• _Written task_:
Reproduce each of the rows below word for word, and omit the pictures from your copy.

Layout dataset entries
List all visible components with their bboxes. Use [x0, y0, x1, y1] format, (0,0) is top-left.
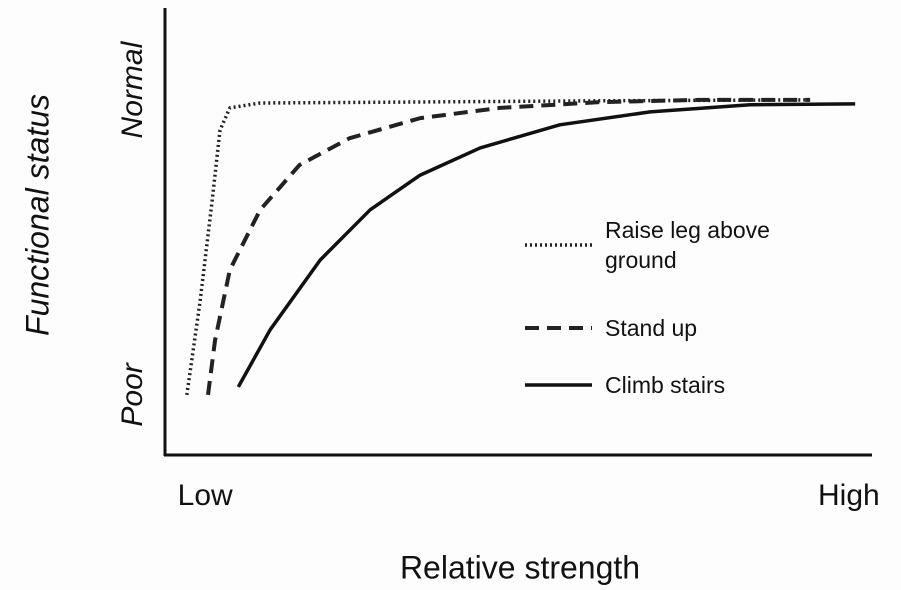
- x-tick-label: High: [818, 479, 880, 512]
- legend-label: Stand up: [605, 315, 698, 341]
- x-axis-label: Relative strength: [400, 549, 640, 585]
- y-tick-label: Poor: [116, 362, 149, 426]
- y-tick-label: Normal: [116, 40, 149, 138]
- x-tick-label: Low: [178, 479, 233, 512]
- legend-label: Climb stairs: [605, 372, 726, 398]
- series-line: [185, 98, 811, 396]
- series-line: [206, 97, 811, 396]
- legend-label: Raise leg above ground: [605, 217, 770, 273]
- series-line: [236, 102, 856, 388]
- y-axis-label: Functional status: [19, 94, 55, 336]
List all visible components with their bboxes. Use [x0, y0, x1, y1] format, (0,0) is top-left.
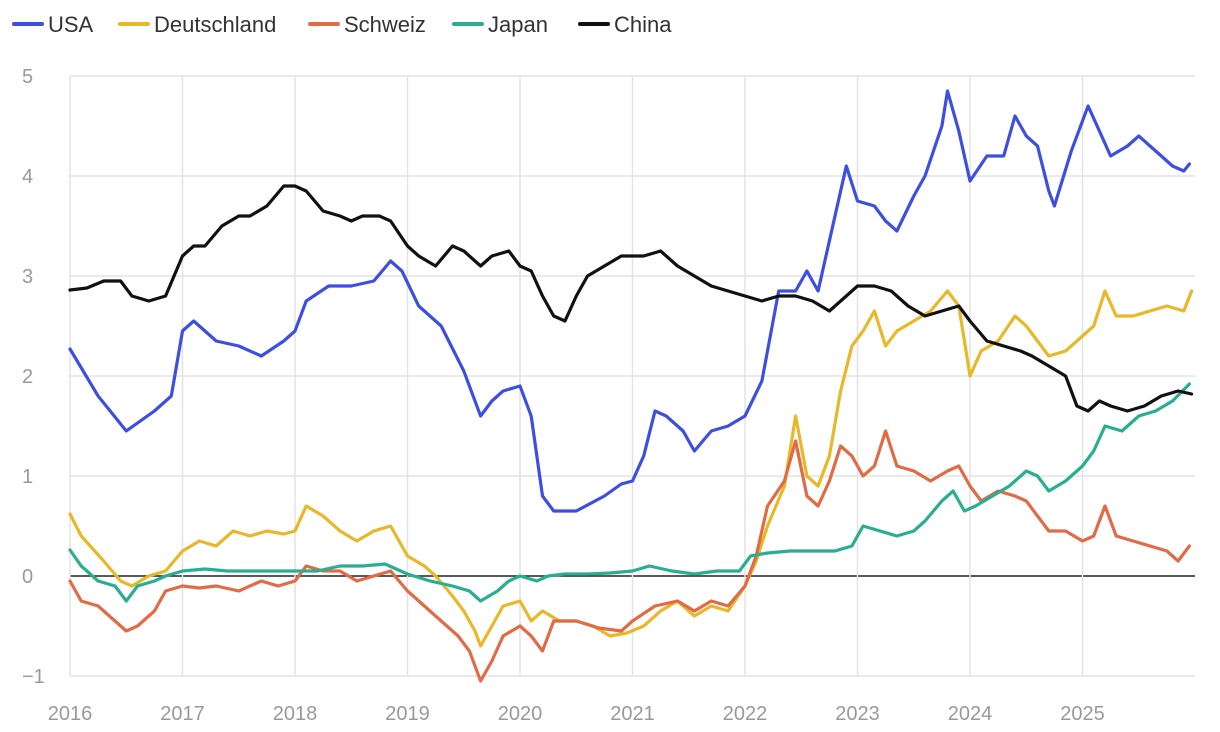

• _Worked solution_:
List all visible components with their bboxes. Use [x0, y0, x1, y1] format, (0,0) is top-left.
- x-tick-label: High: [818, 479, 880, 512]
- legend-label: Stand up: [605, 315, 698, 341]
- x-axis-label: Relative strength: [400, 549, 640, 585]
- y-tick-label: Poor: [116, 362, 149, 426]
- y-tick-label: Normal: [116, 40, 149, 138]
- x-tick-label: Low: [178, 479, 233, 512]
- legend-label: Climb stairs: [605, 372, 726, 398]
- series-line: [185, 98, 811, 396]
- series-line: [206, 97, 811, 396]
- legend-label: Raise leg above ground: [605, 217, 770, 273]
- series-line: [236, 102, 856, 388]
- y-axis-label: Functional status: [19, 94, 55, 336]
List all visible components with their bboxes. Use [x0, y0, x1, y1] format, (0,0) is top-left.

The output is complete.